**Work required:**
Below is a block of records; repeat all of them exactly.

**Records for this task:**
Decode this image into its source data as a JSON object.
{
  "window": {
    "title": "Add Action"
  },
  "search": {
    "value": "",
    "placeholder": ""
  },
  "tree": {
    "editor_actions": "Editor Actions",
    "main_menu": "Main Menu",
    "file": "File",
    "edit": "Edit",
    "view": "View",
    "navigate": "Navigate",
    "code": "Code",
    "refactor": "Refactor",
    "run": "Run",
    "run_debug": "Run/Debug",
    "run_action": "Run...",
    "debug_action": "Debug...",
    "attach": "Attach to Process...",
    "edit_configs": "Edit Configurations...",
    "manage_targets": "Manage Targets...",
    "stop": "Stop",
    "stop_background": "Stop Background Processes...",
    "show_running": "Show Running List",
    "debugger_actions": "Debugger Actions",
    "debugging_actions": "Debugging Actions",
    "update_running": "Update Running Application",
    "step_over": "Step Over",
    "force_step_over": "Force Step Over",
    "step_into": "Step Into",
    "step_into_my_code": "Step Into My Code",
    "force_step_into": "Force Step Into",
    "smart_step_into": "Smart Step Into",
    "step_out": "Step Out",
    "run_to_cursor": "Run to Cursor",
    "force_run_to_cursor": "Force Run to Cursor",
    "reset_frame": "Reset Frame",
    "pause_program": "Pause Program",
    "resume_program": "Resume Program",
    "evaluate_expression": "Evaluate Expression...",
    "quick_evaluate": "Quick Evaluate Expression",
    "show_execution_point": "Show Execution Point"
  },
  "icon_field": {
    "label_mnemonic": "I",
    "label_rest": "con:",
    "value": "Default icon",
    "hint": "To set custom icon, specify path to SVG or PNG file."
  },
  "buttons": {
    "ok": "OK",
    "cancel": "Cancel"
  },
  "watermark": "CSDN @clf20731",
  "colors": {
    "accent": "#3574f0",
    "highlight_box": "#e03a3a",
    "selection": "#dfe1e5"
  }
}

**The result:**
Decode this image into its source data as a JSON object.
{
  "window": {
    "title": "Add Action"
  },
  "search": {
    "value": "",
    "placeholder": ""
  },
  "tree": {
    "editor_actions": "Editor Actions",
    "main_menu": "Main Menu",
    "file": "File",
    "edit": "Edit",
    "view": "View",
    "navigate": "Navigate",
    "code": "Code",
    "refactor": "Refactor",
    "run": "Run",
    "run_debug": "Run/Debug",
    "run_action": "Run...",
    "debug_action": "Debug...",
    "attach": "Attach to Process...",
    "edit_configs": "Edit Configurations...",
    "manage_targets": "Manage Targets...",
    "stop": "Stop",
    "stop_background": "Stop Background Processes...",
    "show_running": "Show Running List",
    "debugger_actions": "Debugger Actions",
    "debugging_actions": "Debugging Actions",
    "update_running": "Update Running Application",
    "step_over": "Step Over",
    "force_step_over": "Force Step Over",
    "step_into": "Step Into",
    "step_into_my_code": "Step Into My Code",
    "force_step_into": "Force Step Into",
    "smart_step_into": "Smart Step Into",
    "step_out": "Step Out",
    "run_to_cursor": "Run to Cursor",
    "force_run_to_cursor": "Force Run to Cursor",
    "reset_frame": "Reset Frame",
    "pause_program": "Pause Program",
    "resume_program": "Resume Program",
    "evaluate_expression": "Evaluate Expression...",
    "quick_evaluate": "Quick Evaluate Expression",
    "show_execution_point": "Show Execution Point"
  },
  "icon_field": {
    "label_mnemonic": "I",
    "label_rest": "con:",
    "value": "Default icon",
    "hint": "To set custom icon, specify path to SVG or PNG file."
  },
  "buttons": {
    "ok": "OK",
    "cancel": "Cancel"
  },
  "watermark": "CSDN @clf20731",
  "colors": {
    "accent": "#3574f0",
    "highlight_box": "#e03a3a",
    "selection": "#dfe1e5"
  }
}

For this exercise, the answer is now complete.